DIRECTION:
Print all entries precisely as they are written.

▼

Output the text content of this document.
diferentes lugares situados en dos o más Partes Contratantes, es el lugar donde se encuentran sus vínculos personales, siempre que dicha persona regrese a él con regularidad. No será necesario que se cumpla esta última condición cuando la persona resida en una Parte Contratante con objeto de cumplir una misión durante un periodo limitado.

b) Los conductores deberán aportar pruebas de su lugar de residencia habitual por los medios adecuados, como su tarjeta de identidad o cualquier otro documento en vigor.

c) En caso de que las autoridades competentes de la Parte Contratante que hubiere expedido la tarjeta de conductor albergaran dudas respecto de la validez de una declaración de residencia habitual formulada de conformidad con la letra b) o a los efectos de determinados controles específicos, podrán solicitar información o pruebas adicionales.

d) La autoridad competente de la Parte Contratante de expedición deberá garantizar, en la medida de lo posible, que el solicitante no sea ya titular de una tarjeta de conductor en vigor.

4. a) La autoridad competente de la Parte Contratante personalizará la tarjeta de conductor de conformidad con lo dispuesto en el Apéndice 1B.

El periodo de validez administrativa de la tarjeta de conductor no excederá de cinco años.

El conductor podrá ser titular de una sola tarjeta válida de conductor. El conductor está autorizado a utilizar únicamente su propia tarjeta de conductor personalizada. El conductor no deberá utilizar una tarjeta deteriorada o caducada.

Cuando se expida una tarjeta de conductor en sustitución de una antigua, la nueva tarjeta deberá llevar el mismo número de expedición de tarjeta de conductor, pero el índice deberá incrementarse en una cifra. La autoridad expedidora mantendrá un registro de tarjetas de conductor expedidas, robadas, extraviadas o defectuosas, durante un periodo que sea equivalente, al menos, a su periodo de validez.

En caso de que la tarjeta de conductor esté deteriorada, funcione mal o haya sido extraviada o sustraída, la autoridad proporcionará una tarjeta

▲

RESPONSE TO THIS EXERCISE:
Output the text content of this document.
diferentes lugares situados en dos o más Partes Contratantes, es el lugar donde se encuentran sus vínculos personales, siempre que dicha persona regrese a él con regularidad. No será necesario que se cumpla esta última condición cuando la persona resida en una Parte Contratante con objeto de cumplir una misión durante un periodo limitado.

b) Los conductores deberán aportar pruebas de su lugar de residencia habitual por los medios adecuados, como su tarjeta de identidad o cualquier otro documento en vigor.

c) En caso de que las autoridades competentes de la Parte Contratante que hubiere expedido la tarjeta de conductor albergaran dudas respecto de la validez de una declaración de residencia habitual formulada de conformidad con la letra b) o a los efectos de determinados controles específicos, podrán solicitar información o pruebas adicionales.

d) La autoridad competente de la Parte Contratante de expedición deberá garantizar, en la medida de lo posible, que el solicitante no sea ya titular de una tarjeta de conductor en vigor.

4. a) La autoridad competente de la Parte Contratante personalizará la tarjeta de conductor de conformidad con lo dispuesto en el Apéndice 1B.

El periodo de validez administrativa de la tarjeta de conductor no excederá de cinco años.

El conductor podrá ser titular de una sola tarjeta válida de conductor. El conductor está autorizado a utilizar únicamente su propia tarjeta de conductor personalizada. El conductor no deberá utilizar una tarjeta deteriorada o caducada.

Cuando se expida una tarjeta de conductor en sustitución de una antigua, la nueva tarjeta deberá llevar el mismo número de expedición de tarjeta de conductor, pero el índice deberá incrementarse en una cifra. La autoridad expedidora mantendrá un registro de tarjetas de conductor expedidas, robadas, extraviadas o defectuosas, durante un periodo que sea equivalente, al menos, a su periodo de validez.

En caso de que la tarjeta de conductor esté deteriorada, funcione mal o haya sido extraviada o sustraída, la autoridad proporcionará una tarjeta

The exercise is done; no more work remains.